### WRITTEN TASK:
Please write out the complete listing that follows, exactly as it reads.

### GIVEN INFORMATION:

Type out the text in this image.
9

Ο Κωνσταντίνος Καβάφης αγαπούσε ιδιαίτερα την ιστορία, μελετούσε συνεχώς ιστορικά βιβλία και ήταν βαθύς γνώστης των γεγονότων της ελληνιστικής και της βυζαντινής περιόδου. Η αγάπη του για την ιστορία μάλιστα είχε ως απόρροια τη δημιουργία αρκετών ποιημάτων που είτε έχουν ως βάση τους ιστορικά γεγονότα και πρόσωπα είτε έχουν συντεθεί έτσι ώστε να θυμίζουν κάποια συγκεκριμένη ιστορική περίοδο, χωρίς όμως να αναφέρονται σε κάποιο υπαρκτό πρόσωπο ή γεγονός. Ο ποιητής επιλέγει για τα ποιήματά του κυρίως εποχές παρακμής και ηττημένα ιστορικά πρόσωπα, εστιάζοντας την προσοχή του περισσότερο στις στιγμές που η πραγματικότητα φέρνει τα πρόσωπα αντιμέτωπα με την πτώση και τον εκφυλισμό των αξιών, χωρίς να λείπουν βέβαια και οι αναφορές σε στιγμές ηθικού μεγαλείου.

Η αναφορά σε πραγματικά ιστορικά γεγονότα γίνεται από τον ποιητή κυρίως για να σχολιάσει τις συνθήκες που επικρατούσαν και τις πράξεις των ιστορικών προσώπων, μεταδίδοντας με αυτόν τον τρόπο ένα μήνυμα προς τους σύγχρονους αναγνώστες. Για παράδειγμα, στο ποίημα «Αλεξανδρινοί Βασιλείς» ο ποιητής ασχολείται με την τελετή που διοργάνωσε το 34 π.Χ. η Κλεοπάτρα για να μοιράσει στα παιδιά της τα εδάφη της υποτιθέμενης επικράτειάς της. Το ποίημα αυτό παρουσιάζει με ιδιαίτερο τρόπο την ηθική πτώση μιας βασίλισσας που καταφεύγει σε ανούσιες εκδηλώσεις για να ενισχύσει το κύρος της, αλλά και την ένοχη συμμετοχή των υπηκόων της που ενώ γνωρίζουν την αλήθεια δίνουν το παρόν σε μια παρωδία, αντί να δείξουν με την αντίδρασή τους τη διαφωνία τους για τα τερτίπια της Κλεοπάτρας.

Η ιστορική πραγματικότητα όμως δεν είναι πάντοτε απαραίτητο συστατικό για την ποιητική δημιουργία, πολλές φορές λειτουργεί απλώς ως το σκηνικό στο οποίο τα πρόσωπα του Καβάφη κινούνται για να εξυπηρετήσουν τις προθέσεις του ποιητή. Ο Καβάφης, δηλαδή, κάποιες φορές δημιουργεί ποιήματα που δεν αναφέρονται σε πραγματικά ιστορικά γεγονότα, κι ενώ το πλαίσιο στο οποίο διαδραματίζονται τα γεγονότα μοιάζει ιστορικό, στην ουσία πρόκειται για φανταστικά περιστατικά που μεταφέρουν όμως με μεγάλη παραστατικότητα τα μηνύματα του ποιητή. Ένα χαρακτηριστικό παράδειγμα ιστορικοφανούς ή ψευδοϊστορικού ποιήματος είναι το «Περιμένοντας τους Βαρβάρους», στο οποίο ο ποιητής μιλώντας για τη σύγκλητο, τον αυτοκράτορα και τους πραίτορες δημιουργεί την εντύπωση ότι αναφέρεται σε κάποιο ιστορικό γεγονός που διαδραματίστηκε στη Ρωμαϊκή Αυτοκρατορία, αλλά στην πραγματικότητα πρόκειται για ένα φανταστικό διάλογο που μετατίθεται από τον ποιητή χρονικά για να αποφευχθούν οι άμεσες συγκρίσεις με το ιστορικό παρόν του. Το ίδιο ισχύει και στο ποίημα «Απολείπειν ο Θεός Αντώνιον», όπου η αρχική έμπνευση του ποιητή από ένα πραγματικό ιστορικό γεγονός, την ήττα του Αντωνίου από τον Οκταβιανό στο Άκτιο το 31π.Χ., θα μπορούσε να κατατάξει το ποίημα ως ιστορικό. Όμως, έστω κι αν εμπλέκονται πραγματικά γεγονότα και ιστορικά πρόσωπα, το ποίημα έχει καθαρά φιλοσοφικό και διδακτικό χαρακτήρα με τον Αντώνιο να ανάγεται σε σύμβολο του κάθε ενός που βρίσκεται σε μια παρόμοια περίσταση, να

### RESPONSE:
Type out the text in this image.
9

Ο Κωνσταντίνος Καβάφης αγαπούσε ιδιαίτερα την ιστορία, μελετούσε συνεχώς ιστορικά βιβλία και ήταν βαθύς γνώστης των γεγονότων της ελληνιστικής και της βυζαντινής περιόδου. Η αγάπη του για την ιστορία μάλιστα είχε ως απόρροια τη δημιουργία αρκετών ποιημάτων που είτε έχουν ως βάση τους ιστορικά γεγονότα και πρόσωπα είτε έχουν συντεθεί έτσι ώστε να θυμίζουν κάποια συγκεκριμένη ιστορική περίοδο, χωρίς όμως να αναφέρονται σε κάποιο υπαρκτό πρόσωπο ή γεγονός. Ο ποιητής επιλέγει για τα ποιήματά του κυρίως εποχές παρακμής και ηττημένα ιστορικά πρόσωπα, εστιάζοντας την προσοχή του περισσότερο στις στιγμές που η πραγματικότητα φέρνει τα πρόσωπα αντιμέτωπα με την πτώση και τον εκφυλισμό των αξιών, χωρίς να λείπουν βέβαια και οι αναφορές σε στιγμές ηθικού μεγαλείου.

Η αναφορά σε πραγματικά ιστορικά γεγονότα γίνεται από τον ποιητή κυρίως για να σχολιάσει τις συνθήκες που επικρατούσαν και τις πράξεις των ιστορικών προσώπων, μεταδίδοντας με αυτόν τον τρόπο ένα μήνυμα προς τους σύγχρονους αναγνώστες. Για παράδειγμα, στο ποίημα «Αλεξανδρινοί Βασιλείς» ο ποιητής ασχολείται με την τελετή που διοργάνωσε το 34 π.Χ. η Κλεοπάτρα για να μοιράσει στα παιδιά της τα εδάφη της υποτιθέμενης επικράτειάς της. Το ποίημα αυτό παρουσιάζει με ιδιαίτερο τρόπο την ηθική πτώση μιας βασίλισσας που καταφεύγει σε ανούσιες εκδηλώσεις για να ενισχύσει το κύρος της, αλλά και την ένοχη συμμετοχή των υπηκόων της που ενώ γνωρίζουν την αλήθεια δίνουν το παρόν σε μια παρωδία, αντί να δείξουν με την αντίδρασή τους τη διαφωνία τους για τα τερτίπια της Κλεοπάτρας.

Η ιστορική πραγματικότητα όμως δεν είναι πάντοτε απαραίτητο συστατικό για την ποιητική δημιουργία, πολλές φορές λειτουργεί απλώς ως το σκηνικό στο οποίο τα πρόσωπα του Καβάφη κινούνται για να εξυπηρετήσουν τις προθέσεις του ποιητή. Ο Καβάφης, δηλαδή, κάποιες φορές δημιουργεί ποιήματα που δεν αναφέρονται σε πραγματικά ιστορικά γεγονότα, κι ενώ το πλαίσιο στο οποίο διαδραματίζονται τα γεγονότα μοιάζει ιστορικό, στην ουσία πρόκειται για φανταστικά περιστατικά που μεταφέρουν όμως με μεγάλη παραστατικότητα τα μηνύματα του ποιητή. Ένα χαρακτηριστικό παράδειγμα ιστορικοφανούς ή ψευδοϊστορικού ποιήματος είναι το «Περιμένοντας τους Βαρβάρους», στο οποίο ο ποιητής μιλώντας για τη σύγκλητο, τον αυτοκράτορα και τους πραίτορες δημιουργεί την εντύπωση ότι αναφέρεται σε κάποιο ιστορικό γεγονός που διαδραματίστηκε στη Ρωμαϊκή Αυτοκρατορία, αλλά στην πραγματικότητα πρόκειται για ένα φανταστικό διάλογο που μετατίθεται από τον ποιητή χρονικά για να αποφευχθούν οι άμεσες συγκρίσεις με το ιστορικό παρόν του. Το ίδιο ισχύει και στο ποίημα «Απολείπειν ο Θεός Αντώνιον», όπου η αρχική έμπνευση του ποιητή από ένα πραγματικό ιστορικό γεγονός, την ήττα του Αντωνίου από τον Οκταβιανό στο Άκτιο το 31π.Χ., θα μπορούσε να κατατάξει το ποίημα ως ιστορικό. Όμως, έστω κι αν εμπλέκονται πραγματικά γεγονότα και ιστορικά πρόσωπα, το ποίημα έχει καθαρά φιλοσοφικό και διδακτικό χαρακτήρα με τον Αντώνιο να ανάγεται σε σύμβολο του κάθε ενός που βρίσκεται σε μια παρόμοια περίσταση, να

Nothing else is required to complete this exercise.